* **Data provided**:
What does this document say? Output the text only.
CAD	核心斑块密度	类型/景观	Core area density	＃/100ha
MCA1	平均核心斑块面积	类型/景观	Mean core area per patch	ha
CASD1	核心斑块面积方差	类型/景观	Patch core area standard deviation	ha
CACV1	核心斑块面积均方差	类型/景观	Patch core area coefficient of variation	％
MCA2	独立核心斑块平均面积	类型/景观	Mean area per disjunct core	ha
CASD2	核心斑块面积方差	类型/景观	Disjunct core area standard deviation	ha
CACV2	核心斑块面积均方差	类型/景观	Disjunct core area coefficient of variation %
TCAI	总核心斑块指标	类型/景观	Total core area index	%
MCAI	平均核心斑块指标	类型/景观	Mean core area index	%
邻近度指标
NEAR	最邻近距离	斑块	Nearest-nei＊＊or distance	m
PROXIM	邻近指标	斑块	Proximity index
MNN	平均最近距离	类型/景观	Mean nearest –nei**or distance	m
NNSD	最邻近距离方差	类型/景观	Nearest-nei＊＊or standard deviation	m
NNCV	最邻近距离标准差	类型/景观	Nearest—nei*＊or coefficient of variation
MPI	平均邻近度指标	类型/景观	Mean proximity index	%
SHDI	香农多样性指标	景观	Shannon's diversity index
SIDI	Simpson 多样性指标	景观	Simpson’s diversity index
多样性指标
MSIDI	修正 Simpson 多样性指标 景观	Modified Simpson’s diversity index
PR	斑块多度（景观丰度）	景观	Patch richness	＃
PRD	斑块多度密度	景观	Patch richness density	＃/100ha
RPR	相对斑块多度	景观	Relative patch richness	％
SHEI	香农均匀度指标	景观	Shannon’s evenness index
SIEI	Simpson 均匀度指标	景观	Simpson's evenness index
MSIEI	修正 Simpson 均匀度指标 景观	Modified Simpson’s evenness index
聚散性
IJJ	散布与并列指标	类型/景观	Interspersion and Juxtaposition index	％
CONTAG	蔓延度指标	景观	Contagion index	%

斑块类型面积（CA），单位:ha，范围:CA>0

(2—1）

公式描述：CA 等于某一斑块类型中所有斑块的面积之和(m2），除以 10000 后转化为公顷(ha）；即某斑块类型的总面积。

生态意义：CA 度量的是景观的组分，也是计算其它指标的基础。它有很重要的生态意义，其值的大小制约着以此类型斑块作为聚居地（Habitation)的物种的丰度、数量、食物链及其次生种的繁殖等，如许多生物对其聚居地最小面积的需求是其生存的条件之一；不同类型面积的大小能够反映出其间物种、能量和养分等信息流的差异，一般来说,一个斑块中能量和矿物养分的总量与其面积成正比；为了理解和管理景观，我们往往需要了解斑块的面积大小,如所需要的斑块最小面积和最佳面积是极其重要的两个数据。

* **To do**:
From the records above, extract every line exactly as it stands.

* **Solution to the exercise**:
What does this document say? Output the text only.
CAD	核心斑块密度	类型/景观	Core area density	＃/100ha
MCA1	平均核心斑块面积	类型/景观	Mean core area per patch	ha
CASD1	核心斑块面积方差	类型/景观	Patch core area standard deviation	ha
CACV1	核心斑块面积均方差	类型/景观	Patch core area coefficient of variation	％
MCA2	独立核心斑块平均面积	类型/景观	Mean area per disjunct core	ha
CASD2	核心斑块面积方差	类型/景观	Disjunct core area standard deviation	ha
CACV2	核心斑块面积均方差	类型/景观	Disjunct core area coefficient of variation %
TCAI	总核心斑块指标	类型/景观	Total core area index	%
MCAI	平均核心斑块指标	类型/景观	Mean core area index	%
邻近度指标
NEAR	最邻近距离	斑块	Nearest-nei＊＊or distance	m
PROXIM	邻近指标	斑块	Proximity index
MNN	平均最近距离	类型/景观	Mean nearest –nei**or distance	m
NNSD	最邻近距离方差	类型/景观	Nearest-nei＊＊or standard deviation	m
NNCV	最邻近距离标准差	类型/景观	Nearest—nei*＊or coefficient of variation
MPI	平均邻近度指标	类型/景观	Mean proximity index	%
SHDI	香农多样性指标	景观	Shannon's diversity index
SIDI	Simpson 多样性指标	景观	Simpson’s diversity index
多样性指标
MSIDI	修正 Simpson 多样性指标 景观	Modified Simpson’s diversity index
PR	斑块多度（景观丰度）	景观	Patch richness	＃
PRD	斑块多度密度	景观	Patch richness density	＃/100ha
RPR	相对斑块多度	景观	Relative patch richness	％
SHEI	香农均匀度指标	景观	Shannon’s evenness index
SIEI	Simpson 均匀度指标	景观	Simpson's evenness index
MSIEI	修正 Simpson 均匀度指标 景观	Modified Simpson’s evenness index
聚散性
IJJ	散布与并列指标	类型/景观	Interspersion and Juxtaposition index	％
CONTAG	蔓延度指标	景观	Contagion index	%

斑块类型面积（CA），单位:ha，范围:CA>0

(2—1）

公式描述：CA 等于某一斑块类型中所有斑块的面积之和(m2），除以 10000 后转化为公顷(ha）；即某斑块类型的总面积。

生态意义：CA 度量的是景观的组分，也是计算其它指标的基础。它有很重要的生态意义，其值的大小制约着以此类型斑块作为聚居地（Habitation)的物种的丰度、数量、食物链及其次生种的繁殖等，如许多生物对其聚居地最小面积的需求是其生存的条件之一；不同类型面积的大小能够反映出其间物种、能量和养分等信息流的差异，一般来说,一个斑块中能量和矿物养分的总量与其面积成正比；为了理解和管理景观，我们往往需要了解斑块的面积大小,如所需要的斑块最小面积和最佳面积是极其重要的两个数据。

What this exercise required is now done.